* TASK DIRECTIONS *
In the records below, find each line containing the word "caption" and copy it.

* RECORD SET *
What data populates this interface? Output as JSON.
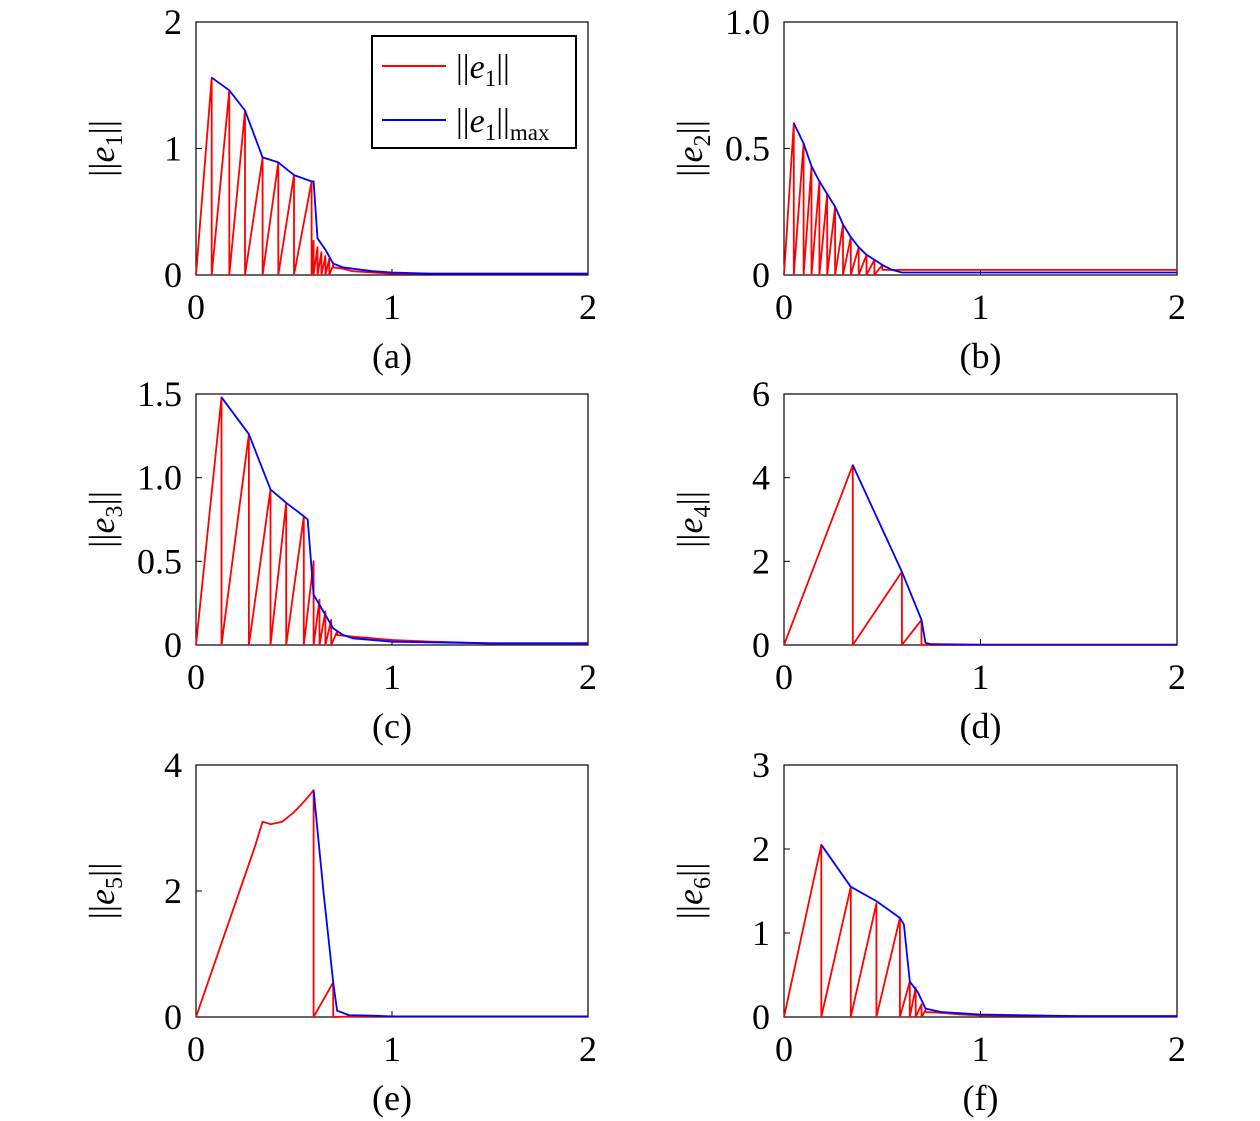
{
  "chart_data": [
    {
      "type": "line",
      "caption": "(a)",
      "ylabel": {
        "base": "e",
        "sub": "1"
      },
      "xlim": [
        0,
        2
      ],
      "ylim": [
        0,
        2
      ],
      "xticks": [
        "0",
        "1",
        "2"
      ],
      "yticks": [
        "0",
        "1",
        "2"
      ],
      "legend": {
        "position": "top-right",
        "items": [
          {
            "base": "e",
            "sub": "1",
            "suffix": "",
            "color": "#ff0000"
          },
          {
            "base": "e",
            "sub": "1",
            "suffix": "max",
            "color": "#0000ff"
          }
        ]
      },
      "series": [
        {
          "color": "#ff0000",
          "x": [
            0,
            0.08,
            0.08,
            0.17,
            0.17,
            0.25,
            0.25,
            0.34,
            0.34,
            0.42,
            0.42,
            0.5,
            0.5,
            0.59,
            0.59,
            0.6,
            0.6,
            0.62,
            0.62,
            0.64,
            0.64,
            0.66,
            0.66,
            0.68,
            0.68,
            0.7,
            0.7,
            0.75,
            0.8,
            0.9,
            1.0,
            1.2,
            1.5,
            1.8,
            2.0
          ],
          "y": [
            0,
            1.56,
            0,
            1.46,
            0,
            1.3,
            0,
            0.93,
            0,
            0.89,
            0,
            0.79,
            0,
            0.74,
            0,
            0.27,
            0,
            0.22,
            0,
            0.18,
            0,
            0.15,
            0,
            0.13,
            0,
            0.08,
            0.06,
            0.05,
            0.03,
            0.02,
            0.01,
            0.01,
            0.01,
            0.01,
            0.01
          ]
        },
        {
          "color": "#0000ff",
          "x": [
            0.08,
            0.17,
            0.25,
            0.34,
            0.42,
            0.5,
            0.59,
            0.6,
            0.62,
            0.66,
            0.7,
            0.75,
            0.8,
            0.9,
            1.0,
            1.2,
            1.5,
            1.8,
            2.0
          ],
          "y": [
            1.56,
            1.46,
            1.3,
            0.93,
            0.89,
            0.79,
            0.74,
            0.74,
            0.29,
            0.2,
            0.09,
            0.06,
            0.05,
            0.03,
            0.02,
            0.01,
            0.01,
            0.01,
            0.01
          ]
        }
      ]
    },
    {
      "type": "line",
      "caption": "(b)",
      "ylabel": {
        "base": "e",
        "sub": "2"
      },
      "xlim": [
        0,
        2
      ],
      "ylim": [
        0,
        1.0
      ],
      "xticks": [
        "0",
        "1",
        "2"
      ],
      "yticks": [
        "0",
        "0.5",
        "1.0"
      ],
      "series": [
        {
          "color": "#ff0000",
          "x": [
            0,
            0.05,
            0.05,
            0.1,
            0.1,
            0.14,
            0.14,
            0.18,
            0.18,
            0.22,
            0.22,
            0.26,
            0.26,
            0.3,
            0.3,
            0.34,
            0.34,
            0.38,
            0.38,
            0.42,
            0.42,
            0.46,
            0.46,
            0.5,
            0.5,
            0.55,
            0.6,
            0.8,
            1.0,
            1.5,
            2.0
          ],
          "y": [
            0,
            0.6,
            0,
            0.52,
            0,
            0.43,
            0,
            0.37,
            0,
            0.32,
            0,
            0.27,
            0,
            0.2,
            0,
            0.15,
            0,
            0.11,
            0,
            0.08,
            0,
            0.06,
            0,
            0.04,
            0.02,
            0.02,
            0.02,
            0.02,
            0.02,
            0.02,
            0.02
          ]
        },
        {
          "color": "#0000ff",
          "x": [
            0.05,
            0.1,
            0.14,
            0.18,
            0.22,
            0.26,
            0.3,
            0.34,
            0.38,
            0.42,
            0.46,
            0.5,
            0.55,
            0.6,
            0.8,
            1.0,
            1.5,
            2.0
          ],
          "y": [
            0.6,
            0.52,
            0.43,
            0.37,
            0.32,
            0.27,
            0.2,
            0.15,
            0.11,
            0.08,
            0.06,
            0.04,
            0.02,
            0.01,
            0.01,
            0.01,
            0.01,
            0.01
          ]
        }
      ]
    },
    {
      "type": "line",
      "caption": "(c)",
      "ylabel": {
        "base": "e",
        "sub": "3"
      },
      "xlim": [
        0,
        2
      ],
      "ylim": [
        0,
        1.5
      ],
      "xticks": [
        "0",
        "1",
        "2"
      ],
      "yticks": [
        "0",
        "0.5",
        "1.0",
        "1.5"
      ],
      "series": [
        {
          "color": "#ff0000",
          "x": [
            0,
            0.13,
            0.13,
            0.27,
            0.27,
            0.38,
            0.38,
            0.46,
            0.46,
            0.55,
            0.55,
            0.6,
            0.6,
            0.63,
            0.63,
            0.66,
            0.66,
            0.69,
            0.69,
            0.72,
            0.72,
            0.8,
            0.9,
            1.0,
            1.2,
            1.5,
            2.0
          ],
          "y": [
            0,
            1.48,
            0,
            1.26,
            0,
            0.93,
            0,
            0.85,
            0,
            0.77,
            0,
            0.5,
            0,
            0.27,
            0,
            0.2,
            0,
            0.15,
            0,
            0.08,
            0.06,
            0.05,
            0.04,
            0.03,
            0.02,
            0.01,
            0.01
          ]
        },
        {
          "color": "#0000ff",
          "x": [
            0.13,
            0.27,
            0.38,
            0.46,
            0.55,
            0.57,
            0.6,
            0.65,
            0.7,
            0.75,
            0.8,
            1.0,
            1.5,
            2.0
          ],
          "y": [
            1.48,
            1.26,
            0.93,
            0.85,
            0.77,
            0.75,
            0.3,
            0.2,
            0.1,
            0.06,
            0.04,
            0.02,
            0.01,
            0.01
          ]
        }
      ]
    },
    {
      "type": "line",
      "caption": "(d)",
      "ylabel": {
        "base": "e",
        "sub": "4"
      },
      "xlim": [
        0,
        2
      ],
      "ylim": [
        0,
        6
      ],
      "xticks": [
        "0",
        "1",
        "2"
      ],
      "yticks": [
        "0",
        "2",
        "4",
        "6"
      ],
      "series": [
        {
          "color": "#ff0000",
          "x": [
            0,
            0.35,
            0.35,
            0.6,
            0.6,
            0.7,
            0.7,
            0.72,
            1.0,
            2.0
          ],
          "y": [
            0,
            4.3,
            0,
            1.75,
            0,
            0.6,
            0,
            0,
            0,
            0
          ]
        },
        {
          "color": "#0000ff",
          "x": [
            0.35,
            0.6,
            0.7,
            0.72,
            0.75,
            1.0,
            1.5,
            2.0
          ],
          "y": [
            4.3,
            1.75,
            0.6,
            0.05,
            0.02,
            0.01,
            0.01,
            0.01
          ]
        }
      ]
    },
    {
      "type": "line",
      "caption": "(e)",
      "ylabel": {
        "base": "e",
        "sub": "5"
      },
      "xlim": [
        0,
        2
      ],
      "ylim": [
        0,
        4
      ],
      "xticks": [
        "0",
        "1",
        "2"
      ],
      "yticks": [
        "0",
        "2",
        "4"
      ],
      "series": [
        {
          "color": "#ff0000",
          "x": [
            0,
            0.1,
            0.2,
            0.3,
            0.34,
            0.38,
            0.44,
            0.5,
            0.56,
            0.6,
            0.6,
            0.7,
            0.7,
            0.8,
            1.0,
            1.5,
            2.0
          ],
          "y": [
            0,
            0.9,
            1.8,
            2.7,
            3.1,
            3.06,
            3.1,
            3.25,
            3.45,
            3.6,
            0,
            0.55,
            0,
            0.01,
            0.01,
            0.01,
            0.01
          ]
        },
        {
          "color": "#0000ff",
          "x": [
            0.6,
            0.65,
            0.7,
            0.72,
            0.78,
            0.9,
            1.0,
            1.5,
            2.0
          ],
          "y": [
            3.6,
            2.0,
            0.55,
            0.1,
            0.03,
            0.02,
            0.01,
            0.01,
            0.01
          ]
        }
      ]
    },
    {
      "type": "line",
      "caption": "(f)",
      "ylabel": {
        "base": "e",
        "sub": "6"
      },
      "xlim": [
        0,
        2
      ],
      "ylim": [
        0,
        3
      ],
      "xticks": [
        "0",
        "1",
        "2"
      ],
      "yticks": [
        "0",
        "1",
        "2",
        "3"
      ],
      "series": [
        {
          "color": "#ff0000",
          "x": [
            0,
            0.19,
            0.19,
            0.34,
            0.34,
            0.47,
            0.47,
            0.59,
            0.59,
            0.64,
            0.64,
            0.67,
            0.67,
            0.7,
            0.7,
            0.72,
            0.72,
            0.8,
            0.9,
            1.0,
            1.5,
            2.0
          ],
          "y": [
            0,
            2.05,
            0,
            1.55,
            0,
            1.35,
            0,
            1.18,
            0,
            0.42,
            0,
            0.35,
            0,
            0.15,
            0,
            0.08,
            0.06,
            0.05,
            0.03,
            0.02,
            0.01,
            0.01
          ]
        },
        {
          "color": "#0000ff",
          "x": [
            0.19,
            0.34,
            0.47,
            0.59,
            0.61,
            0.64,
            0.68,
            0.72,
            0.8,
            1.0,
            1.5,
            2.0
          ],
          "y": [
            2.05,
            1.55,
            1.38,
            1.18,
            1.1,
            0.42,
            0.3,
            0.1,
            0.06,
            0.03,
            0.01,
            0.01
          ]
        }
      ]
    }
  ]
}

* OUTPUT FOR THIS EXERCISE *
      "caption": "(a)",
      "caption": "(b)",
      "caption": "(c)",
      "caption": "(d)",
      "caption": "(e)",
      "caption": "(f)",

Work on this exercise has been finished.